Supplied data
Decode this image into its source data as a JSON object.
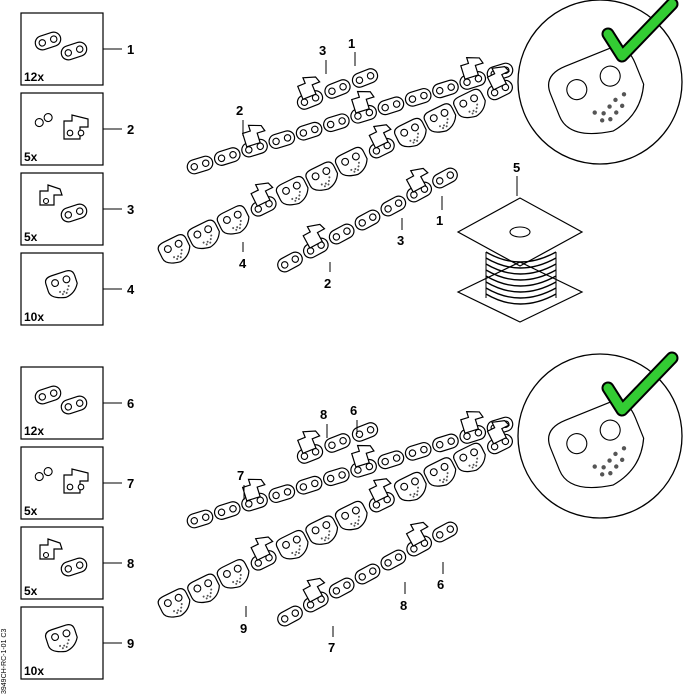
{
  "sections": [
    {
      "kit_items": [
        {
          "qty": "12x",
          "callout": "1",
          "kind": "links"
        },
        {
          "qty": "5x",
          "callout": "2",
          "kind": "rivets"
        },
        {
          "qty": "5x",
          "callout": "3",
          "kind": "cutter"
        },
        {
          "qty": "10x",
          "callout": "4",
          "kind": "diamond"
        }
      ],
      "chain_callouts": [
        "3",
        "1",
        "2",
        "4",
        "1",
        "3",
        "2",
        "5"
      ],
      "check_icon": "checkmark-icon",
      "check_color": "#33cc33"
    },
    {
      "kit_items": [
        {
          "qty": "12x",
          "callout": "6",
          "kind": "links"
        },
        {
          "qty": "5x",
          "callout": "7",
          "kind": "rivets"
        },
        {
          "qty": "5x",
          "callout": "8",
          "kind": "cutter"
        },
        {
          "qty": "10x",
          "callout": "9",
          "kind": "diamond"
        }
      ],
      "chain_callouts": [
        "8",
        "6",
        "7",
        "9",
        "6",
        "8",
        "7"
      ],
      "check_icon": "checkmark-icon",
      "check_color": "#33cc33"
    }
  ],
  "document_id": "3949CH-RC-1-01 C3"
}
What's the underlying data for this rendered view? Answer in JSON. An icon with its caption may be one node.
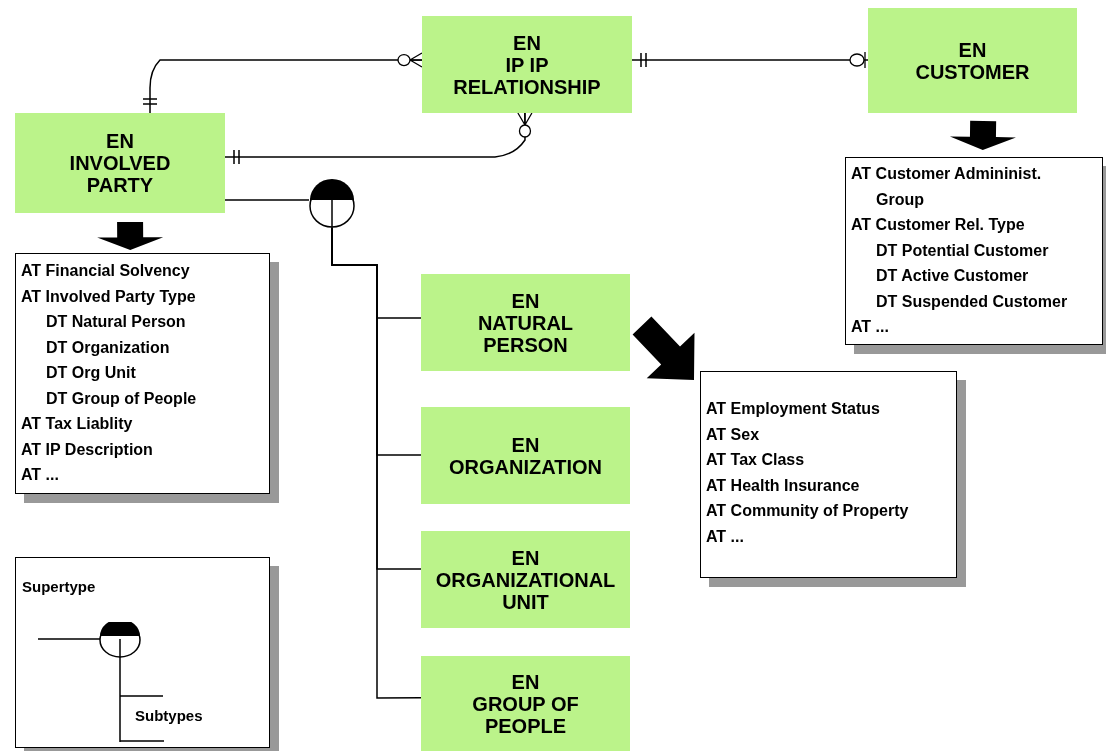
{
  "diagram": {
    "nodes": [
      {
        "text": [
          "EN",
          "INVOLVED PARTY"
        ]
      },
      {
        "text": [
          "EN",
          "IP IP RELATIONSHIP"
        ]
      },
      {
        "text": [
          "EN",
          "CUSTOMER"
        ]
      },
      {
        "text": [],
        "shape": "circle"
      },
      {
        "text": [
          "EN",
          "NATURAL PERSON"
        ]
      },
      {
        "text": [
          "EN",
          "ORGANIZATION"
        ]
      },
      {
        "text": [
          "EN",
          "ORGANIZATIONAL UNIT"
        ]
      },
      {
        "text": [
          "EN",
          "GROUP OF PEOPLE"
        ]
      },
      {
        "text": [
          "AT Financial Solvency",
          "AT Involved Party Type",
          "DT Natural Person",
          "DT Organization",
          "DT Org Unit",
          "DT Group of People",
          "AT Tax Liablity",
          "AT IP Description",
          "AT ..."
        ]
      },
      {
        "text": [
          "AT Customer Admininist. Group",
          "AT Customer Rel. Type",
          "DT Potential Customer",
          "DT Active Customer",
          "DT Suspended Customer",
          "AT ..."
        ]
      },
      {
        "text": [
          "AT Employment Status",
          "AT Sex",
          "AT Tax Class",
          "AT Health Insurance",
          "AT Community of Property",
          "AT ..."
        ]
      }
    ],
    "edges": [
      {
        "from": 0,
        "to": 1,
        "arrow": "other"
      },
      {
        "from": 0,
        "to": 1,
        "arrow": "other"
      },
      {
        "from": 1,
        "to": 2,
        "arrow": "other"
      },
      {
        "from": 0,
        "to": 3,
        "arrow": "none"
      },
      {
        "from": 3,
        "to": 4,
        "arrow": "none"
      },
      {
        "from": 3,
        "to": 5,
        "arrow": "none"
      },
      {
        "from": 3,
        "to": 6,
        "arrow": "none"
      },
      {
        "from": 3,
        "to": 7,
        "arrow": "none"
      },
      {
        "from": 0,
        "to": 8,
        "arrow": "to",
        "style": "thick"
      },
      {
        "from": 2,
        "to": 9,
        "arrow": "to",
        "style": "thick"
      },
      {
        "from": 4,
        "to": 10,
        "arrow": "to",
        "style": "thick"
      }
    ],
    "legend": [
      {
        "text": "Supertype"
      },
      {
        "text": "Subtypes"
      }
    ]
  }
}
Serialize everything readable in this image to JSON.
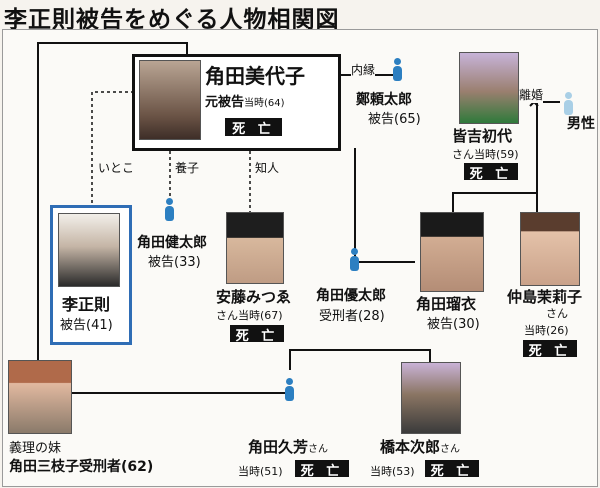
{
  "title": "李正則被告をめぐる人物相関図",
  "dead_label": "死 亡",
  "people": {
    "miyoko": {
      "name": "角田美代子",
      "role": "元被告",
      "age": "当時(64)"
    },
    "tei": {
      "name": "鄭頼太郎",
      "role": "被告(65)"
    },
    "minayoshi": {
      "name": "皆吉初代",
      "role": "さん当時(59)"
    },
    "male": {
      "name": "男性"
    },
    "ri": {
      "name": "李正則",
      "role": "被告(41)"
    },
    "kentaro": {
      "name": "角田健太郎",
      "role": "被告(33)"
    },
    "ando": {
      "name": "安藤みつゑ",
      "role": "さん当時(67)"
    },
    "yutaro": {
      "name": "角田優太郎",
      "role": "受刑者(28)"
    },
    "rui": {
      "name": "角田瑠衣",
      "role": "被告(30)"
    },
    "nakashima": {
      "name": "仲島茉莉子",
      "role": "さん",
      "age": "当時(26)"
    },
    "mieko": {
      "name": "義理の妹",
      "role": "角田三枝子受刑者(62)"
    },
    "hisayoshi": {
      "name": "角田久芳",
      "suffix": "さん",
      "age": "当時(51)"
    },
    "hashimoto": {
      "name": "橋本次郎",
      "suffix": "さん",
      "age": "当時(53)"
    }
  },
  "relations": {
    "naien": "内縁",
    "rikon": "離婚",
    "itoko": "いとこ",
    "yoshi": "養子",
    "chijin": "知人"
  },
  "colors": {
    "pin": "#2c7fc1",
    "pin_light": "#a9cfe6",
    "ri_border": "#2f6db5"
  }
}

Stated goal
Copy out all the entries exactly. Images stay out of the copy.

Expected answer
Decode this image into its source data as a JSON object.
{
  "sections": [
    {
      "kit_items": [
        {
          "qty": "12x",
          "callout": "1",
          "kind": "links"
        },
        {
          "qty": "5x",
          "callout": "2",
          "kind": "rivets"
        },
        {
          "qty": "5x",
          "callout": "3",
          "kind": "cutter"
        },
        {
          "qty": "10x",
          "callout": "4",
          "kind": "diamond"
        }
      ],
      "chain_callouts": [
        "3",
        "1",
        "2",
        "4",
        "1",
        "3",
        "2",
        "5"
      ],
      "check_icon": "checkmark-icon",
      "check_color": "#33cc33"
    },
    {
      "kit_items": [
        {
          "qty": "12x",
          "callout": "6",
          "kind": "links"
        },
        {
          "qty": "5x",
          "callout": "7",
          "kind": "rivets"
        },
        {
          "qty": "5x",
          "callout": "8",
          "kind": "cutter"
        },
        {
          "qty": "10x",
          "callout": "9",
          "kind": "diamond"
        }
      ],
      "chain_callouts": [
        "8",
        "6",
        "7",
        "9",
        "6",
        "8",
        "7"
      ],
      "check_icon": "checkmark-icon",
      "check_color": "#33cc33"
    }
  ],
  "document_id": "3949CH-RC-1-01 C3"
}
What's the underlying data for this rendered view? Answer in JSON. An icon with its caption may be one node.
{
  "diagram": {
    "nodes": [
      {
        "text": [
          "EN",
          "INVOLVED PARTY"
        ]
      },
      {
        "text": [
          "EN",
          "IP IP RELATIONSHIP"
        ]
      },
      {
        "text": [
          "EN",
          "CUSTOMER"
        ]
      },
      {
        "text": [],
        "shape": "circle"
      },
      {
        "text": [
          "EN",
          "NATURAL PERSON"
        ]
      },
      {
        "text": [
          "EN",
          "ORGANIZATION"
        ]
      },
      {
        "text": [
          "EN",
          "ORGANIZATIONAL UNIT"
        ]
      },
      {
        "text": [
          "EN",
          "GROUP OF PEOPLE"
        ]
      },
      {
        "text": [
          "AT Financial Solvency",
          "AT Involved Party Type",
          "DT Natural Person",
          "DT Organization",
          "DT Org Unit",
          "DT Group of People",
          "AT Tax Liablity",
          "AT IP Description",
          "AT ..."
        ]
      },
      {
        "text": [
          "AT Customer Admininist. Group",
          "AT Customer Rel. Type",
          "DT Potential Customer",
          "DT Active Customer",
          "DT Suspended Customer",
          "AT ..."
        ]
      },
      {
        "text": [
          "AT Employment Status",
          "AT Sex",
          "AT Tax Class",
          "AT Health Insurance",
          "AT Community of Property",
          "AT ..."
        ]
      }
    ],
    "edges": [
      {
        "from": 0,
        "to": 1,
        "arrow": "other"
      },
      {
        "from": 0,
        "to": 1,
        "arrow": "other"
      },
      {
        "from": 1,
        "to": 2,
        "arrow": "other"
      },
      {
        "from": 0,
        "to": 3,
        "arrow": "none"
      },
      {
        "from": 3,
        "to": 4,
        "arrow": "none"
      },
      {
        "from": 3,
        "to": 5,
        "arrow": "none"
      },
      {
        "from": 3,
        "to": 6,
        "arrow": "none"
      },
      {
        "from": 3,
        "to": 7,
        "arrow": "none"
      },
      {
        "from": 0,
        "to": 8,
        "arrow": "to",
        "style": "thick"
      },
      {
        "from": 2,
        "to": 9,
        "arrow": "to",
        "style": "thick"
      },
      {
        "from": 4,
        "to": 10,
        "arrow": "to",
        "style": "thick"
      }
    ],
    "legend": [
      {
        "text": "Supertype"
      },
      {
        "text": "Subtypes"
      }
    ]
  }
}
Serialize everything readable in this image to JSON.
{
  "title": "李正則被告をめぐる人物相関図",
  "dead_label": "死 亡",
  "people": {
    "miyoko": {
      "name": "角田美代子",
      "role": "元被告",
      "age": "当時(64)"
    },
    "tei": {
      "name": "鄭頼太郎",
      "role": "被告(65)"
    },
    "minayoshi": {
      "name": "皆吉初代",
      "role": "さん当時(59)"
    },
    "male": {
      "name": "男性"
    },
    "ri": {
      "name": "李正則",
      "role": "被告(41)"
    },
    "kentaro": {
      "name": "角田健太郎",
      "role": "被告(33)"
    },
    "ando": {
      "name": "安藤みつゑ",
      "role": "さん当時(67)"
    },
    "yutaro": {
      "name": "角田優太郎",
      "role": "受刑者(28)"
    },
    "rui": {
      "name": "角田瑠衣",
      "role": "被告(30)"
    },
    "nakashima": {
      "name": "仲島茉莉子",
      "role": "さん",
      "age": "当時(26)"
    },
    "mieko": {
      "name": "義理の妹",
      "role": "角田三枝子受刑者(62)"
    },
    "hisayoshi": {
      "name": "角田久芳",
      "suffix": "さん",
      "age": "当時(51)"
    },
    "hashimoto": {
      "name": "橋本次郎",
      "suffix": "さん",
      "age": "当時(53)"
    }
  },
  "relations": {
    "naien": "内縁",
    "rikon": "離婚",
    "itoko": "いとこ",
    "yoshi": "養子",
    "chijin": "知人"
  },
  "colors": {
    "pin": "#2c7fc1",
    "pin_light": "#a9cfe6",
    "ri_border": "#2f6db5"
  }
}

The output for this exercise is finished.